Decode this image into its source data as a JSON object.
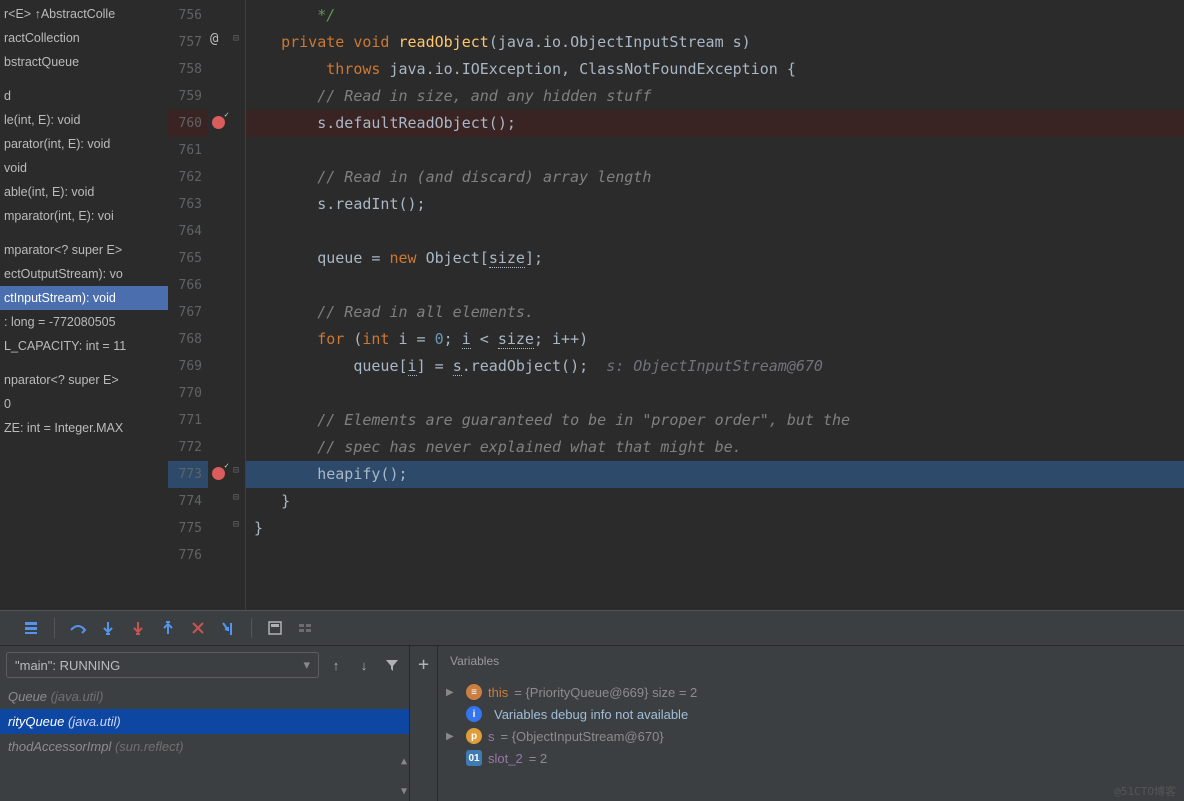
{
  "structure": {
    "items": [
      "r<E> ↑AbstractColle",
      "ractCollection",
      "bstractQueue",
      "",
      "d",
      "le(int, E): void",
      "parator(int, E): void",
      "void",
      "able(int, E): void",
      "mparator(int, E): voi",
      "",
      "mparator<? super E>",
      "ectOutputStream): vo",
      "ctInputStream): void",
      ": long = -772080505",
      "L_CAPACITY: int = 11",
      "",
      "nparator<? super E>",
      "0",
      "ZE: int = Integer.MAX"
    ],
    "selected_index": 13
  },
  "editor": {
    "lines": [
      {
        "n": 756
      },
      {
        "n": 757,
        "mark": "@"
      },
      {
        "n": 758
      },
      {
        "n": 759
      },
      {
        "n": 760,
        "bp": true
      },
      {
        "n": 761
      },
      {
        "n": 762
      },
      {
        "n": 763
      },
      {
        "n": 764
      },
      {
        "n": 765
      },
      {
        "n": 766
      },
      {
        "n": 767
      },
      {
        "n": 768
      },
      {
        "n": 769
      },
      {
        "n": 770
      },
      {
        "n": 771
      },
      {
        "n": 772
      },
      {
        "n": 773,
        "bp": true,
        "exec": true
      },
      {
        "n": 774
      },
      {
        "n": 775
      },
      {
        "n": 776
      }
    ],
    "code": {
      "l756": "*/",
      "l757": {
        "kw1": "private",
        "kw2": "void",
        "method": "readObject",
        "sig": "(java.io.ObjectInputStream s)"
      },
      "l758": {
        "kw": "throws",
        "rest": " java.io.IOException, ClassNotFoundException {"
      },
      "l759": "// Read in size, and any hidden stuff",
      "l760": "s.defaultReadObject();",
      "l762": "// Read in (and discard) array length",
      "l763": "s.readInt();",
      "l765": {
        "a": "queue = ",
        "kw": "new",
        "b": " Object[",
        "field": "size",
        "c": "];"
      },
      "l767": "// Read in all elements.",
      "l768": {
        "for": "for",
        "open": " (",
        "int": "int",
        "ivar": " i = ",
        "zero": "0",
        "cond": "; ",
        "ivar2": "i",
        "cond2": " < ",
        "size": "size",
        "cond3": "; i++)"
      },
      "l769": {
        "a": "queue[",
        "i": "i",
        "b": "] = ",
        "cast": "s",
        "c": ".readObject();",
        "inlay": "  s: ObjectInputStream@670"
      },
      "l771": "// Elements are guaranteed to be in \"proper order\", but the",
      "l772": "// spec has never explained what that might be.",
      "l773": "heapify();",
      "l774": "}",
      "l775": "}"
    }
  },
  "debug": {
    "thread": "\"main\": RUNNING",
    "frames": [
      {
        "text": "Queue ",
        "pkg": "(java.util)"
      },
      {
        "text": "rityQueue ",
        "pkg": "(java.util)",
        "active": true
      },
      {
        "text": "thodAccessorImpl ",
        "pkg": "(sun.reflect)"
      }
    ],
    "vars_title": "Variables",
    "vars": [
      {
        "arrow": "▶",
        "iconClass": "ic-obj",
        "iconText": "≡",
        "name": "this",
        "nameClass": "var-name",
        "val": " = {PriorityQueue@669}  size = 2"
      },
      {
        "arrow": "",
        "iconClass": "ic-info",
        "iconText": "i",
        "name": "",
        "nameClass": "",
        "val": "Variables debug info not available",
        "valColor": "#a0bed8"
      },
      {
        "arrow": "▶",
        "iconClass": "ic-p",
        "iconText": "p",
        "name": "s",
        "nameClass": "var-name2",
        "val": " = {ObjectInputStream@670}"
      },
      {
        "arrow": "",
        "iconClass": "ic-01",
        "iconText": "01",
        "name": "slot_2",
        "nameClass": "var-name2",
        "val": " = 2"
      }
    ]
  },
  "watermark": "@51CTO博客"
}
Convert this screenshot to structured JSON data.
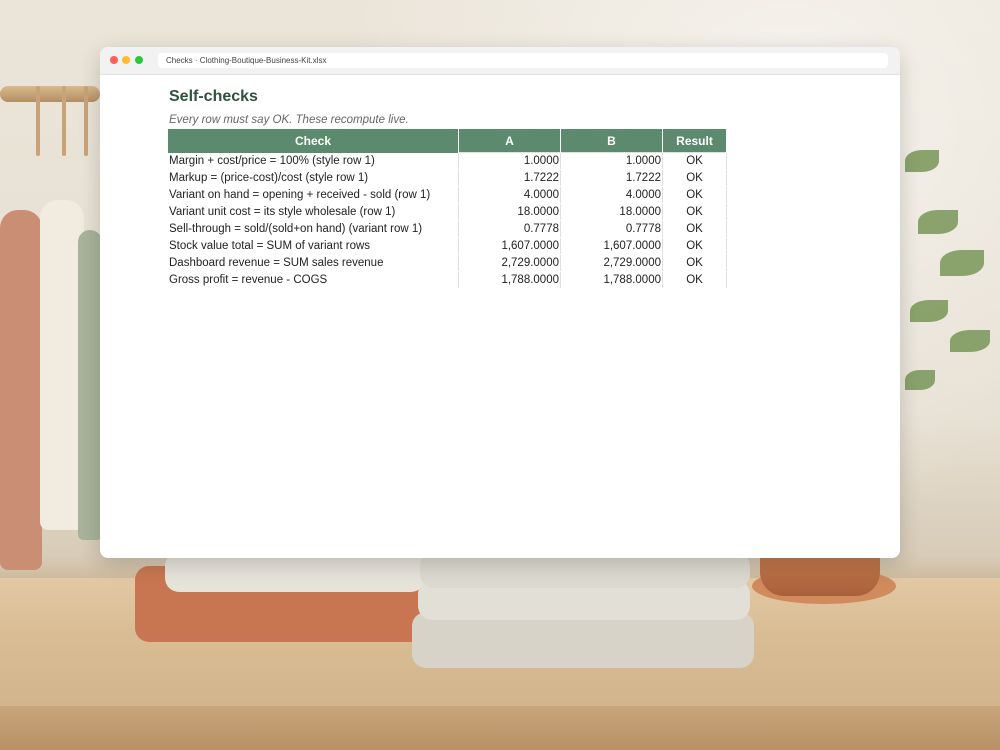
{
  "window": {
    "address": "Checks · Clothing-Boutique-Business-Kit.xlsx"
  },
  "sheet": {
    "title": "Self-checks",
    "subtitle": "Every row must say OK. These recompute live.",
    "columns": [
      "Check",
      "A",
      "B",
      "Result"
    ],
    "rows": [
      {
        "check": "Margin + cost/price = 100% (style row 1)",
        "a": "1.0000",
        "b": "1.0000",
        "result": "OK"
      },
      {
        "check": "Markup = (price-cost)/cost (style row 1)",
        "a": "1.7222",
        "b": "1.7222",
        "result": "OK"
      },
      {
        "check": "Variant on hand = opening + received - sold (row 1)",
        "a": "4.0000",
        "b": "4.0000",
        "result": "OK"
      },
      {
        "check": "Variant unit cost = its style wholesale (row 1)",
        "a": "18.0000",
        "b": "18.0000",
        "result": "OK"
      },
      {
        "check": "Sell-through = sold/(sold+on hand) (variant row 1)",
        "a": "0.7778",
        "b": "0.7778",
        "result": "OK"
      },
      {
        "check": "Stock value total = SUM of variant rows",
        "a": "1,607.0000",
        "b": "1,607.0000",
        "result": "OK"
      },
      {
        "check": "Dashboard revenue = SUM sales revenue",
        "a": "2,729.0000",
        "b": "2,729.0000",
        "result": "OK"
      },
      {
        "check": "Gross profit = revenue - COGS",
        "a": "1,788.0000",
        "b": "1,788.0000",
        "result": "OK"
      }
    ]
  },
  "colors": {
    "header_bg": "#5b8a6e",
    "title": "#2f5240"
  }
}
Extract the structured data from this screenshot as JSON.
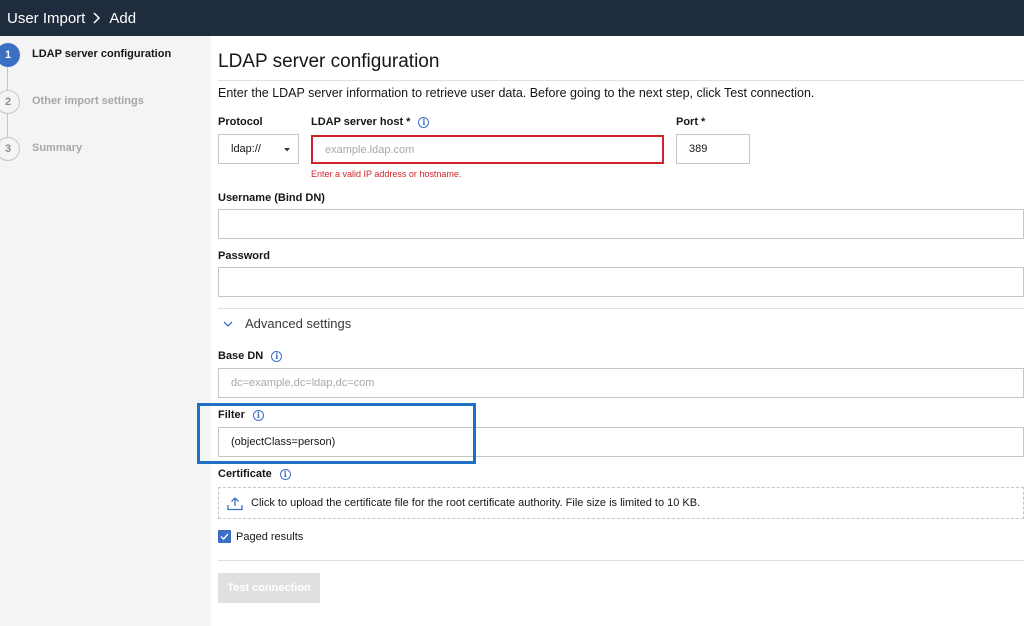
{
  "breadcrumb": {
    "parent": "User Import",
    "current": "Add"
  },
  "steps": [
    {
      "number": "1",
      "label": "LDAP server configuration",
      "state": "active"
    },
    {
      "number": "2",
      "label": "Other import settings",
      "state": "inactive"
    },
    {
      "number": "3",
      "label": "Summary",
      "state": "inactive"
    }
  ],
  "page": {
    "title": "LDAP server configuration",
    "intro": "Enter the LDAP server information to retrieve user data. Before going to the next step, click Test connection."
  },
  "form": {
    "protocol": {
      "label": "Protocol",
      "value": "ldap://"
    },
    "host": {
      "label": "LDAP server host *",
      "placeholder": "example.ldap.com",
      "value": "",
      "error": "Enter a valid IP address or hostname."
    },
    "port": {
      "label": "Port *",
      "value": "389"
    },
    "username": {
      "label": "Username (Bind DN)",
      "value": ""
    },
    "password": {
      "label": "Password",
      "value": ""
    },
    "advanced": {
      "label": "Advanced settings",
      "expanded": true
    },
    "base_dn": {
      "label": "Base DN",
      "placeholder": "dc=example,dc=ldap,dc=com",
      "value": ""
    },
    "filter": {
      "label": "Filter",
      "value": "(objectClass=person)"
    },
    "certificate": {
      "label": "Certificate",
      "upload_text": "Click to upload the certificate file for the root certificate authority. File size is limited to 10 KB."
    },
    "paged_results": {
      "label": "Paged results",
      "checked": true
    },
    "test_button": "Test connection"
  },
  "colors": {
    "header_bg": "#1e2c3d",
    "accent": "#3b6fc4",
    "error": "#d2232a",
    "highlight": "#1f6fc5"
  }
}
--*--
● **Given exercise**:
Exclude the pictures and repeat every other part of the records word for word.

● **Completed task**:
Decode this image into its source data as a JSON object.
{
  "structure": {
    "items": [
      "r<E> ↑AbstractColle",
      "ractCollection",
      "bstractQueue",
      "",
      "d",
      "le(int, E): void",
      "parator(int, E): void",
      "void",
      "able(int, E): void",
      "mparator(int, E): voi",
      "",
      "mparator<? super E>",
      "ectOutputStream): vo",
      "ctInputStream): void",
      ": long = -772080505",
      "L_CAPACITY: int = 11",
      "",
      "nparator<? super E>",
      "0",
      "ZE: int = Integer.MAX"
    ],
    "selected_index": 13
  },
  "editor": {
    "lines": [
      {
        "n": 756
      },
      {
        "n": 757,
        "mark": "@"
      },
      {
        "n": 758
      },
      {
        "n": 759
      },
      {
        "n": 760,
        "bp": true
      },
      {
        "n": 761
      },
      {
        "n": 762
      },
      {
        "n": 763
      },
      {
        "n": 764
      },
      {
        "n": 765
      },
      {
        "n": 766
      },
      {
        "n": 767
      },
      {
        "n": 768
      },
      {
        "n": 769
      },
      {
        "n": 770
      },
      {
        "n": 771
      },
      {
        "n": 772
      },
      {
        "n": 773,
        "bp": true,
        "exec": true
      },
      {
        "n": 774
      },
      {
        "n": 775
      },
      {
        "n": 776
      }
    ],
    "code": {
      "l756": "*/",
      "l757": {
        "kw1": "private",
        "kw2": "void",
        "method": "readObject",
        "sig": "(java.io.ObjectInputStream s)"
      },
      "l758": {
        "kw": "throws",
        "rest": " java.io.IOException, ClassNotFoundException {"
      },
      "l759": "// Read in size, and any hidden stuff",
      "l760": "s.defaultReadObject();",
      "l762": "// Read in (and discard) array length",
      "l763": "s.readInt();",
      "l765": {
        "a": "queue = ",
        "kw": "new",
        "b": " Object[",
        "field": "size",
        "c": "];"
      },
      "l767": "// Read in all elements.",
      "l768": {
        "for": "for",
        "open": " (",
        "int": "int",
        "ivar": " i = ",
        "zero": "0",
        "cond": "; ",
        "ivar2": "i",
        "cond2": " < ",
        "size": "size",
        "cond3": "; i++)"
      },
      "l769": {
        "a": "queue[",
        "i": "i",
        "b": "] = ",
        "cast": "s",
        "c": ".readObject();",
        "inlay": "  s: ObjectInputStream@670"
      },
      "l771": "// Elements are guaranteed to be in \"proper order\", but the",
      "l772": "// spec has never explained what that might be.",
      "l773": "heapify();",
      "l774": "}",
      "l775": "}"
    }
  },
  "debug": {
    "thread": "\"main\": RUNNING",
    "frames": [
      {
        "text": "Queue ",
        "pkg": "(java.util)"
      },
      {
        "text": "rityQueue ",
        "pkg": "(java.util)",
        "active": true
      },
      {
        "text": "thodAccessorImpl ",
        "pkg": "(sun.reflect)"
      }
    ],
    "vars_title": "Variables",
    "vars": [
      {
        "arrow": "▶",
        "iconClass": "ic-obj",
        "iconText": "≡",
        "name": "this",
        "nameClass": "var-name",
        "val": " = {PriorityQueue@669}  size = 2"
      },
      {
        "arrow": "",
        "iconClass": "ic-info",
        "iconText": "i",
        "name": "",
        "nameClass": "",
        "val": "Variables debug info not available",
        "valColor": "#a0bed8"
      },
      {
        "arrow": "▶",
        "iconClass": "ic-p",
        "iconText": "p",
        "name": "s",
        "nameClass": "var-name2",
        "val": " = {ObjectInputStream@670}"
      },
      {
        "arrow": "",
        "iconClass": "ic-01",
        "iconText": "01",
        "name": "slot_2",
        "nameClass": "var-name2",
        "val": " = 2"
      }
    ]
  },
  "watermark": "@51CTO博客"
}
Convert this screenshot to structured JSON data.
{
  "window": {
    "address": "Checks · Clothing-Boutique-Business-Kit.xlsx"
  },
  "sheet": {
    "title": "Self-checks",
    "subtitle": "Every row must say OK. These recompute live.",
    "columns": [
      "Check",
      "A",
      "B",
      "Result"
    ],
    "rows": [
      {
        "check": "Margin + cost/price = 100% (style row 1)",
        "a": "1.0000",
        "b": "1.0000",
        "result": "OK"
      },
      {
        "check": "Markup = (price-cost)/cost (style row 1)",
        "a": "1.7222",
        "b": "1.7222",
        "result": "OK"
      },
      {
        "check": "Variant on hand = opening + received - sold (row 1)",
        "a": "4.0000",
        "b": "4.0000",
        "result": "OK"
      },
      {
        "check": "Variant unit cost = its style wholesale (row 1)",
        "a": "18.0000",
        "b": "18.0000",
        "result": "OK"
      },
      {
        "check": "Sell-through = sold/(sold+on hand) (variant row 1)",
        "a": "0.7778",
        "b": "0.7778",
        "result": "OK"
      },
      {
        "check": "Stock value total = SUM of variant rows",
        "a": "1,607.0000",
        "b": "1,607.0000",
        "result": "OK"
      },
      {
        "check": "Dashboard revenue = SUM sales revenue",
        "a": "2,729.0000",
        "b": "2,729.0000",
        "result": "OK"
      },
      {
        "check": "Gross profit = revenue - COGS",
        "a": "1,788.0000",
        "b": "1,788.0000",
        "result": "OK"
      }
    ]
  },
  "colors": {
    "header_bg": "#5b8a6e",
    "title": "#2f5240"
  }
}
Extract the structured data from this screenshot as JSON.
{
  "breadcrumb": {
    "parent": "User Import",
    "current": "Add"
  },
  "steps": [
    {
      "number": "1",
      "label": "LDAP server configuration",
      "state": "active"
    },
    {
      "number": "2",
      "label": "Other import settings",
      "state": "inactive"
    },
    {
      "number": "3",
      "label": "Summary",
      "state": "inactive"
    }
  ],
  "page": {
    "title": "LDAP server configuration",
    "intro": "Enter the LDAP server information to retrieve user data. Before going to the next step, click Test connection."
  },
  "form": {
    "protocol": {
      "label": "Protocol",
      "value": "ldap://"
    },
    "host": {
      "label": "LDAP server host *",
      "placeholder": "example.ldap.com",
      "value": "",
      "error": "Enter a valid IP address or hostname."
    },
    "port": {
      "label": "Port *",
      "value": "389"
    },
    "username": {
      "label": "Username (Bind DN)",
      "value": ""
    },
    "password": {
      "label": "Password",
      "value": ""
    },
    "advanced": {
      "label": "Advanced settings",
      "expanded": true
    },
    "base_dn": {
      "label": "Base DN",
      "placeholder": "dc=example,dc=ldap,dc=com",
      "value": ""
    },
    "filter": {
      "label": "Filter",
      "value": "(objectClass=person)"
    },
    "certificate": {
      "label": "Certificate",
      "upload_text": "Click to upload the certificate file for the root certificate authority. File size is limited to 10 KB."
    },
    "paged_results": {
      "label": "Paged results",
      "checked": true
    },
    "test_button": "Test connection"
  },
  "colors": {
    "header_bg": "#1e2c3d",
    "accent": "#3b6fc4",
    "error": "#d2232a",
    "highlight": "#1f6fc5"
  }
}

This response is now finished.